Brief ▸ Retype all of the data exactly as given.

Material for this exercise ▸
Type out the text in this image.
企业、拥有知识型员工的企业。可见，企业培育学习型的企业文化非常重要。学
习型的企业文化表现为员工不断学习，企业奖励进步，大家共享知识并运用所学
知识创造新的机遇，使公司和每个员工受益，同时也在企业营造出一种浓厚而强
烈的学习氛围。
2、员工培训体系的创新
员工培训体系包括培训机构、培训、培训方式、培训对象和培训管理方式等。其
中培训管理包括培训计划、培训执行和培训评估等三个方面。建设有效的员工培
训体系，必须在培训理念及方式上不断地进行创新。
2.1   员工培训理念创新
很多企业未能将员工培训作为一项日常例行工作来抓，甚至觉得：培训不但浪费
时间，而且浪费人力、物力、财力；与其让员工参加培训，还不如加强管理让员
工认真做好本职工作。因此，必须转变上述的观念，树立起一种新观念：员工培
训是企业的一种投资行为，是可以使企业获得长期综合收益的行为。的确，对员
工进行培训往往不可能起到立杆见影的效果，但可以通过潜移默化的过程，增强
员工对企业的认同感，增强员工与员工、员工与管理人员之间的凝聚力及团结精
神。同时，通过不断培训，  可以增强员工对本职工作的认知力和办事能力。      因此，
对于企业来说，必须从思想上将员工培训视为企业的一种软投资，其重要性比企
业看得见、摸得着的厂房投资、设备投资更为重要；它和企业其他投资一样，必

Solution for this problem ▸
Type out the text in this image.
企业、拥有知识型员工的企业。可见，企业培育学习型的企业文化非常重要。学
习型的企业文化表现为员工不断学习，企业奖励进步，大家共享知识并运用所学
知识创造新的机遇，使公司和每个员工受益，同时也在企业营造出一种浓厚而强
烈的学习氛围。
2、员工培训体系的创新
员工培训体系包括培训机构、培训、培训方式、培训对象和培训管理方式等。其
中培训管理包括培训计划、培训执行和培训评估等三个方面。建设有效的员工培
训体系，必须在培训理念及方式上不断地进行创新。
2.1   员工培训理念创新
很多企业未能将员工培训作为一项日常例行工作来抓，甚至觉得：培训不但浪费
时间，而且浪费人力、物力、财力；与其让员工参加培训，还不如加强管理让员
工认真做好本职工作。因此，必须转变上述的观念，树立起一种新观念：员工培
训是企业的一种投资行为，是可以使企业获得长期综合收益的行为。的确，对员
工进行培训往往不可能起到立杆见影的效果，但可以通过潜移默化的过程，增强
员工对企业的认同感，增强员工与员工、员工与管理人员之间的凝聚力及团结精
神。同时，通过不断培训，  可以增强员工对本职工作的认知力和办事能力。      因此，
对于企业来说，必须从思想上将员工培训视为企业的一种软投资，其重要性比企
业看得见、摸得着的厂房投资、设备投资更为重要；它和企业其他投资一样，必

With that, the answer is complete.